=== What you should do ===
Please return every line below that contains the string "Topology".
[Records for the task — start]
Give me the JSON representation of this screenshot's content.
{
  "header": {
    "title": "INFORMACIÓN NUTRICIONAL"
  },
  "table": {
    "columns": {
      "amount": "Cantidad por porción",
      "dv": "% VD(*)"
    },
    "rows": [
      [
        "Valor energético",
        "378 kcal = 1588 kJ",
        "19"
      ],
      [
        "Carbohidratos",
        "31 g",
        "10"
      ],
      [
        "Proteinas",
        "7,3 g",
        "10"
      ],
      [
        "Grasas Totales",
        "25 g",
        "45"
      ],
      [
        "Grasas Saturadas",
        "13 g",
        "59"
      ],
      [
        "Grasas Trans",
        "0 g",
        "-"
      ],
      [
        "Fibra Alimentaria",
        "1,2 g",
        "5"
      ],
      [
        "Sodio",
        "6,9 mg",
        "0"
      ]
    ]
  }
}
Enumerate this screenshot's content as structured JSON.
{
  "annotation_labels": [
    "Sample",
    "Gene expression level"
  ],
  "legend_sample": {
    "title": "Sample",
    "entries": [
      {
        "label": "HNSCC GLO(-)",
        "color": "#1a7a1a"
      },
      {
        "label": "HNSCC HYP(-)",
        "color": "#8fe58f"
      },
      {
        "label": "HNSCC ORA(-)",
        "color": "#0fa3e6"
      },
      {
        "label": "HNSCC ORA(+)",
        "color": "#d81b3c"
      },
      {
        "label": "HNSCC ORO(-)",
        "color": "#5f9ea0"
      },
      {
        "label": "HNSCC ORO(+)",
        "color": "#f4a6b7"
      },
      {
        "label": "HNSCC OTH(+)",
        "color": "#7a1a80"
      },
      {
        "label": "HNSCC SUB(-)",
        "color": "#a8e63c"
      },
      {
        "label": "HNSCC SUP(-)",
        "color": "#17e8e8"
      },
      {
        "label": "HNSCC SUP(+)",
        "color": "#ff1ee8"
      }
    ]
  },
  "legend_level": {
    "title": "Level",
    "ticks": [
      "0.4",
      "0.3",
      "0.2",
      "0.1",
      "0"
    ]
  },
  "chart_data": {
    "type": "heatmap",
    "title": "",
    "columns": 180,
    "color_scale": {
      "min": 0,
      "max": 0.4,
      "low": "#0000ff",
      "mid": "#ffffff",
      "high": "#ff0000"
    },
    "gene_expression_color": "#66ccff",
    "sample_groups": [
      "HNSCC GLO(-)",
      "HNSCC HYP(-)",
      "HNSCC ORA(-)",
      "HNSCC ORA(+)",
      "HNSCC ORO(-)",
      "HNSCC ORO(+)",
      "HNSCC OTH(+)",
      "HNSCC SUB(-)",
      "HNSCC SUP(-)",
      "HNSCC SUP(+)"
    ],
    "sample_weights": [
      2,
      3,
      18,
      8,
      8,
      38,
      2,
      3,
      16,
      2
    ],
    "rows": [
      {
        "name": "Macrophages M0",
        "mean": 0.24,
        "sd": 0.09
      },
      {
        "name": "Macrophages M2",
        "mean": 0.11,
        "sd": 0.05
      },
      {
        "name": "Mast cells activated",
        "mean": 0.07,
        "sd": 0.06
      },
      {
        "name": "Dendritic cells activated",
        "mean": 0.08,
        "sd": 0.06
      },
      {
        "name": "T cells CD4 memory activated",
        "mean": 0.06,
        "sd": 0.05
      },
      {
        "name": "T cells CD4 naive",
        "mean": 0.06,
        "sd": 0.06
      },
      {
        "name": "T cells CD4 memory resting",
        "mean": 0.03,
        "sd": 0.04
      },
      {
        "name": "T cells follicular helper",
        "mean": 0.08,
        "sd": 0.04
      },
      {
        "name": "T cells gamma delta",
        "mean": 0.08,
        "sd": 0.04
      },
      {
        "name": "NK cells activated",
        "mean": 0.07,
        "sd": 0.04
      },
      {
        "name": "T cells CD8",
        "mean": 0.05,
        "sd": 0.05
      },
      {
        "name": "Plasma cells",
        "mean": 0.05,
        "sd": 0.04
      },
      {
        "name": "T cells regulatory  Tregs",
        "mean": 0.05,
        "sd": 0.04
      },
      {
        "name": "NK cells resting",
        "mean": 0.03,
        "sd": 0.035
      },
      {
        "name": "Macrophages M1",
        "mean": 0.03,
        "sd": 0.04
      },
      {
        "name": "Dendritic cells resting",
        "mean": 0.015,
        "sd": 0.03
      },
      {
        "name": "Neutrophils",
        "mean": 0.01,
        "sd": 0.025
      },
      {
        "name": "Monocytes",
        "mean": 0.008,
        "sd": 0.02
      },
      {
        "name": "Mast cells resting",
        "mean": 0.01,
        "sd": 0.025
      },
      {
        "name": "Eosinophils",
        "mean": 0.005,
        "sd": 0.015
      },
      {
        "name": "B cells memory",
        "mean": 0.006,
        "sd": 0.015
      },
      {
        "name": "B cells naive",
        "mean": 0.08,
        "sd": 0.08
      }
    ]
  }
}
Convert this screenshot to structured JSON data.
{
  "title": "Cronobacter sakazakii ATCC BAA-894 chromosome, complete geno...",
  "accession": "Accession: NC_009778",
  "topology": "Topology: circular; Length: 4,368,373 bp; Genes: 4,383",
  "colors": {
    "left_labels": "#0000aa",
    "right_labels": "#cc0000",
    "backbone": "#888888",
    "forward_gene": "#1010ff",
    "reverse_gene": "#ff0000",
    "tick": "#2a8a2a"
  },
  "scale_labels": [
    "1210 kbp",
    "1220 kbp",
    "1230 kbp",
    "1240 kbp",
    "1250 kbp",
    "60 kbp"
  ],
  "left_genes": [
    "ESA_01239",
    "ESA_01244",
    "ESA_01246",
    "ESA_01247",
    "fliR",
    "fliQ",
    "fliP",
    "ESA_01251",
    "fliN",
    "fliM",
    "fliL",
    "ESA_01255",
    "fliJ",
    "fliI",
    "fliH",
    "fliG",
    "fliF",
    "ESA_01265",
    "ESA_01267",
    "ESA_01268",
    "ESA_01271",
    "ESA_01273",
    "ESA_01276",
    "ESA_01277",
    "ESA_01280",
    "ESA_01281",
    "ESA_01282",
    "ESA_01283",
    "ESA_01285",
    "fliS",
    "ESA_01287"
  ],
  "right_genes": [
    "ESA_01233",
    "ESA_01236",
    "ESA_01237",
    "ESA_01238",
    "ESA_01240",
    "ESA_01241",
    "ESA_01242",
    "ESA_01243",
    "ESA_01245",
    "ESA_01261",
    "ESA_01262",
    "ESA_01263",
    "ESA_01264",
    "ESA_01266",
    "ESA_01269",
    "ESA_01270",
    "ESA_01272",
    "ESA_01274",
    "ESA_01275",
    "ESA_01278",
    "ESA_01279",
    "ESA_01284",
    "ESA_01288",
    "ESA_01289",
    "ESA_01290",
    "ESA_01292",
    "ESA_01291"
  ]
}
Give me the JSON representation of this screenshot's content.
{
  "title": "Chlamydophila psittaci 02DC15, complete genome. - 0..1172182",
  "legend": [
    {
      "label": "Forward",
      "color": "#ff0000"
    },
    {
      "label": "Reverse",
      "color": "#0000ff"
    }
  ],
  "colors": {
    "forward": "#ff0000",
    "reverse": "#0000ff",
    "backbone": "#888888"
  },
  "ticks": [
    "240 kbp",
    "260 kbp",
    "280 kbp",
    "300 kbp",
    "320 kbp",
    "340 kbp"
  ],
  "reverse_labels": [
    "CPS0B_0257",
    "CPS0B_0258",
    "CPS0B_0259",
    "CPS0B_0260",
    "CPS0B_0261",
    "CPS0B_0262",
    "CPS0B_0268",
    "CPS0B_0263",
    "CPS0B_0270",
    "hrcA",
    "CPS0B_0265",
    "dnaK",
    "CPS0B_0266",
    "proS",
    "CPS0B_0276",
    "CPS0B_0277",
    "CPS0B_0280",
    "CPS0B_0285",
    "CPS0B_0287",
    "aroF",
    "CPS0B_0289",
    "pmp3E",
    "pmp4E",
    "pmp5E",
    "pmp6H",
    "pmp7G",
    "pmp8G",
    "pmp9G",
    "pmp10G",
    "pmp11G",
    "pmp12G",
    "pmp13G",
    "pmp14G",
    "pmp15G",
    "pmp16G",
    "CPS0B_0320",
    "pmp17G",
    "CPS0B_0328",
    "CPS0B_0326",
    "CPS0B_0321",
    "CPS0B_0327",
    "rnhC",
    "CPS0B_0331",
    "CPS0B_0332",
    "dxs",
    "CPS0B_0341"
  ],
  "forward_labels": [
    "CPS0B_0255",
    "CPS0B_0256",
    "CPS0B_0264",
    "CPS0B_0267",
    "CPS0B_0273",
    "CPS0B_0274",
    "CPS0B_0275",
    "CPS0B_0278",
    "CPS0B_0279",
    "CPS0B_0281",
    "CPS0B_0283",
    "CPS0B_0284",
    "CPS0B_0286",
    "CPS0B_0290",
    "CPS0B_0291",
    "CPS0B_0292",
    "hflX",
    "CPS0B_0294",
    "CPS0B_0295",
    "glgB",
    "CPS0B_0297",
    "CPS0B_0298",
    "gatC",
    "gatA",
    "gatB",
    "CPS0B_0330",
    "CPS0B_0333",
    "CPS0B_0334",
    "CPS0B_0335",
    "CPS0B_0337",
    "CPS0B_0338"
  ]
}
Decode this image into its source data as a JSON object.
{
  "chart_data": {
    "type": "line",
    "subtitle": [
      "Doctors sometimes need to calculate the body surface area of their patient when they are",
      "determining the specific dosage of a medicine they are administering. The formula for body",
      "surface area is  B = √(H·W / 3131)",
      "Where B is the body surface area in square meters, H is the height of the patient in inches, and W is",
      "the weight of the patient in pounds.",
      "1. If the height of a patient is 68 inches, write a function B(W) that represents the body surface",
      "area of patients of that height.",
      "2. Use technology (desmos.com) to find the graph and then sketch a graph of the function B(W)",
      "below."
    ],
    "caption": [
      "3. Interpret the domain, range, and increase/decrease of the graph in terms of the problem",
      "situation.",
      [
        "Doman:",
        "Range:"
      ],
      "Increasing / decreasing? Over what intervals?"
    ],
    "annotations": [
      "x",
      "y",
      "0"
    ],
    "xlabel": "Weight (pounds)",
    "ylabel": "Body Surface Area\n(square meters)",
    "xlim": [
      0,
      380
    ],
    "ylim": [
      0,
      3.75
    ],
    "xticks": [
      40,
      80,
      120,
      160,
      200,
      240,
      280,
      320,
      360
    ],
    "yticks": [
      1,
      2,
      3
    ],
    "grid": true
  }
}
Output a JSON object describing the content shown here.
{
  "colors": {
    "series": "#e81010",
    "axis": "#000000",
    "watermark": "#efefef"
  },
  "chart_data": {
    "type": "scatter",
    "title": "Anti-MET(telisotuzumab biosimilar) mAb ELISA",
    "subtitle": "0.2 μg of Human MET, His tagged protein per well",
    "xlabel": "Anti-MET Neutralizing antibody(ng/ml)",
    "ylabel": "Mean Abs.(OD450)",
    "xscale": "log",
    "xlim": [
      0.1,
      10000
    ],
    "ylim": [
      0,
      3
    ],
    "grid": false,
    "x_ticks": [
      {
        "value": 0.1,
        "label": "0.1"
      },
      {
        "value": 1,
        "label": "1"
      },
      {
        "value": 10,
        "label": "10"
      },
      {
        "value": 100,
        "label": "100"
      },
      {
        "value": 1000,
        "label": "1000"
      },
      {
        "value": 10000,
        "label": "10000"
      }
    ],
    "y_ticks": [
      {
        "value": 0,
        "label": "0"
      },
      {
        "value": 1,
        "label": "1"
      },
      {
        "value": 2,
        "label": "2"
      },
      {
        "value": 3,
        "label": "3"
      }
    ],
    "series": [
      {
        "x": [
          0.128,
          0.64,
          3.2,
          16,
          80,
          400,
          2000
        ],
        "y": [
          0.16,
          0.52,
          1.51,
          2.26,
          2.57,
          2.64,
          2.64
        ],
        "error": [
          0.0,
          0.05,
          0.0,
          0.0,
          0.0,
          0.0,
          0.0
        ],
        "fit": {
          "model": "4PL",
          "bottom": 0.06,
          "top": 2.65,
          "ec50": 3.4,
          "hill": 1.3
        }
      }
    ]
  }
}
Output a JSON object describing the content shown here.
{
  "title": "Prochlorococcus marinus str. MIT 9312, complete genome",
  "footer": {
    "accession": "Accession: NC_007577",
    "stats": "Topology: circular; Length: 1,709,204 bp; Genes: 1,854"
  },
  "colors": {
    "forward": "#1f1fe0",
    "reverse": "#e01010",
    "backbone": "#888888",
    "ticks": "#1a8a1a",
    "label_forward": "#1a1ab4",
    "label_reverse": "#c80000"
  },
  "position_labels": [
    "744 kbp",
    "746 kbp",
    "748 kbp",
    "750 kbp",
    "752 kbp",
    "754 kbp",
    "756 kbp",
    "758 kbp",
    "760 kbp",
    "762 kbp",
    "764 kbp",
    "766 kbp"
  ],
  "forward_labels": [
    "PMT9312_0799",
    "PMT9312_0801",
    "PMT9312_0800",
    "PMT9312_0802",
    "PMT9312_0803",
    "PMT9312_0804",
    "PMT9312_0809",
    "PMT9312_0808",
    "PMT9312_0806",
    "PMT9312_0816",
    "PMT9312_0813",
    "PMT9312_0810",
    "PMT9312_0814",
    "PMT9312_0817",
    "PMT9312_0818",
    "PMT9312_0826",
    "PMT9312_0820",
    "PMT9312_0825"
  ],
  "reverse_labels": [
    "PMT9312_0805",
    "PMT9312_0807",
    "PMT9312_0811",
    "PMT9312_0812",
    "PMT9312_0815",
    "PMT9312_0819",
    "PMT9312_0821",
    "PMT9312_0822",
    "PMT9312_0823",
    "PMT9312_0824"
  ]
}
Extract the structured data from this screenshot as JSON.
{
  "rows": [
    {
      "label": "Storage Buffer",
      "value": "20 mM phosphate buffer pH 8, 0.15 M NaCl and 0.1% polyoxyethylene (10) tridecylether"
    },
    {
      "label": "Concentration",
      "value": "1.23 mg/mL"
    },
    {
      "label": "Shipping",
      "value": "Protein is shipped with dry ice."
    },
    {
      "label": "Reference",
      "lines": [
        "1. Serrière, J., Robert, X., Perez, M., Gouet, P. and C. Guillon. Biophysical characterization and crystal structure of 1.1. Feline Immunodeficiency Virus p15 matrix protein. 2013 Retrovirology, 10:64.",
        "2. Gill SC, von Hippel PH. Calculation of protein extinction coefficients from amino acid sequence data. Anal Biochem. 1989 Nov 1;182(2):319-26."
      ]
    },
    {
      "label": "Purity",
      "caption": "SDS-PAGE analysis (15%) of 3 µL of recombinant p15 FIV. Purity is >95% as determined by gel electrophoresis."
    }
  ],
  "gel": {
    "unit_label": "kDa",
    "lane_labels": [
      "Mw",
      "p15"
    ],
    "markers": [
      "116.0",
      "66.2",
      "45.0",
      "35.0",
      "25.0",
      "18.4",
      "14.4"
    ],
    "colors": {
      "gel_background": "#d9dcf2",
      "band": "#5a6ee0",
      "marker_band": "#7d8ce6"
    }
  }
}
[Records for the task — finish]
=== Answer to this task ===
  "topology": "Topology: circular; Length: 4,368,373 bp; Genes: 4,383",
    "stats": "Topology: circular; Length: 1,709,204 bp; Genes: 1,854"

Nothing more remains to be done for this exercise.